| Records from a collection of figures |
+ + + +
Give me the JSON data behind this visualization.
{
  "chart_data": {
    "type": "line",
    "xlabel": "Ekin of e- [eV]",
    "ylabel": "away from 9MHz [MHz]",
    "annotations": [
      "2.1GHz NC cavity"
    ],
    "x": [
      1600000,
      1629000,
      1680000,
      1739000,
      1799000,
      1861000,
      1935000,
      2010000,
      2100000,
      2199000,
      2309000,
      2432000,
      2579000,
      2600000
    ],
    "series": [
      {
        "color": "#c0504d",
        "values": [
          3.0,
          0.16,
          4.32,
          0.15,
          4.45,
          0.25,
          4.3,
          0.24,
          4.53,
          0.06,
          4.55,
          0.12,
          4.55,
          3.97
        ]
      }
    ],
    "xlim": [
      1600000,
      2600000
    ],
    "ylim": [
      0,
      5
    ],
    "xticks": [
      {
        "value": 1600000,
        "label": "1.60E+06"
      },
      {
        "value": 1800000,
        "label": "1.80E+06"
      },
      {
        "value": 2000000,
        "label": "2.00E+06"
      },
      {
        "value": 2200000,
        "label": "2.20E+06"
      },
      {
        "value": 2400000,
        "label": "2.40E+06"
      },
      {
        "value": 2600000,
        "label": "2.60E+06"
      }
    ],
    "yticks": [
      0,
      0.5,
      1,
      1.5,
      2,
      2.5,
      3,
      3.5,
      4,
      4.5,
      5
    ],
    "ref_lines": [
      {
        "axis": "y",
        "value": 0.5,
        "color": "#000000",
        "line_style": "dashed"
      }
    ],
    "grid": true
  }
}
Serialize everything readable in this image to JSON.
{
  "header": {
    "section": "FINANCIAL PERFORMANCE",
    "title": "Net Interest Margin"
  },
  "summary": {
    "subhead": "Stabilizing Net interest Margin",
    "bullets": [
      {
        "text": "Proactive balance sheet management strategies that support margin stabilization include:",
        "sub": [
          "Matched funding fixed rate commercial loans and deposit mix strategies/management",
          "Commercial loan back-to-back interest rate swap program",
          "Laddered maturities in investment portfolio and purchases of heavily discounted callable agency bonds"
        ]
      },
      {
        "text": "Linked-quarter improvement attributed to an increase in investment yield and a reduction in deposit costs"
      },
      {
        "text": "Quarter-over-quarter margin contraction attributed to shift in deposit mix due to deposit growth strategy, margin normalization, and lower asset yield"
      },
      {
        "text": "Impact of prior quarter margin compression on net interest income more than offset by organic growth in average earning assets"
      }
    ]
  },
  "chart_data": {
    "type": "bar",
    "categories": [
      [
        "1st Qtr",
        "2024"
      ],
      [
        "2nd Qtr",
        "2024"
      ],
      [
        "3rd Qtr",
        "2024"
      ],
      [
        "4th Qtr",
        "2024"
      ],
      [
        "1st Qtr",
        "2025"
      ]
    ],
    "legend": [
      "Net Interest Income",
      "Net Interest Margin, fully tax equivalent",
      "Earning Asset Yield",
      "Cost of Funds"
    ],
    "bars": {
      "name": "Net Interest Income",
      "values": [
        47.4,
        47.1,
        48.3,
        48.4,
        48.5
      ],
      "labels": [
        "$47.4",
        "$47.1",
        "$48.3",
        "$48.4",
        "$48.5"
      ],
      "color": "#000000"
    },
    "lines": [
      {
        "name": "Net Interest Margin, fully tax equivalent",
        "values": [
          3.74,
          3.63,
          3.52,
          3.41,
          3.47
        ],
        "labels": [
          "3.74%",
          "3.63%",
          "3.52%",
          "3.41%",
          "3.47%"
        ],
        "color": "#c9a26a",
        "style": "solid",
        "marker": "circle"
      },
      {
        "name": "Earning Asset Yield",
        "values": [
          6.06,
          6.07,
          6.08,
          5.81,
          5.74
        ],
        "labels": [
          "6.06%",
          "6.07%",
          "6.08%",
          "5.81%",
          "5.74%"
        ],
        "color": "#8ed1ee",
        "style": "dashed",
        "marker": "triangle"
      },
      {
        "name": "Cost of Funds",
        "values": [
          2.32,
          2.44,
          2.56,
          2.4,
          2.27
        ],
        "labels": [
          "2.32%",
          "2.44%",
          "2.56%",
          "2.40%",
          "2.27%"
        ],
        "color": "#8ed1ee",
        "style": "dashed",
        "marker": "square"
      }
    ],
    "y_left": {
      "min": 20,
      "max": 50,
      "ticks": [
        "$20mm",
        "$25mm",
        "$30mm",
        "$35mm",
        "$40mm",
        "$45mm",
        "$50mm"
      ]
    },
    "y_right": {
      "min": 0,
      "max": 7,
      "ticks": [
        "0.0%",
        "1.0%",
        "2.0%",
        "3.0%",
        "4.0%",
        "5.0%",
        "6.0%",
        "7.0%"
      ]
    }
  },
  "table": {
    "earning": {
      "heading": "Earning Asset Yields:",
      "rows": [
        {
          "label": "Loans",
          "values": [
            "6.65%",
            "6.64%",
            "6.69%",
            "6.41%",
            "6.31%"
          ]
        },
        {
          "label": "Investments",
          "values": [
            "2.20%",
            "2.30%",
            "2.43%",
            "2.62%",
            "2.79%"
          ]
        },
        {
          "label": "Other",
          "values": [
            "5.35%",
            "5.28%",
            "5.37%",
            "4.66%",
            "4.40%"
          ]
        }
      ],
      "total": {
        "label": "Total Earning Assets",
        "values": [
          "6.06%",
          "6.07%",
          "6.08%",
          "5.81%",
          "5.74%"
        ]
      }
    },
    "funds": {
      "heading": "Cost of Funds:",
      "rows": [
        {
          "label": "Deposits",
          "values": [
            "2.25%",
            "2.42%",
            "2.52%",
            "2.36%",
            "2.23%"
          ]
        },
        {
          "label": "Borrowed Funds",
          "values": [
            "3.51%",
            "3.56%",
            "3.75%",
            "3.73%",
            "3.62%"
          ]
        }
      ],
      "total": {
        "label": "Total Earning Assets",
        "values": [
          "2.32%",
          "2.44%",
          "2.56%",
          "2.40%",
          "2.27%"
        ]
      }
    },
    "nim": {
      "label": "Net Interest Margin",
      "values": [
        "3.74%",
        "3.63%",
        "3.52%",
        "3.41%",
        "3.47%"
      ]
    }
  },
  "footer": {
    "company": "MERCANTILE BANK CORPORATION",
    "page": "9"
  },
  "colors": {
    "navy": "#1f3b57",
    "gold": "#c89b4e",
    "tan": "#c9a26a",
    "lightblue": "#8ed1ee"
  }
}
+ + + +
| TASK REQUIREMENTS |
Out of the material above, gather each line where "marker" appears.

| WRITTEN REPLY |
        "marker": "circle"
        "marker": "triangle"
        "marker": "square"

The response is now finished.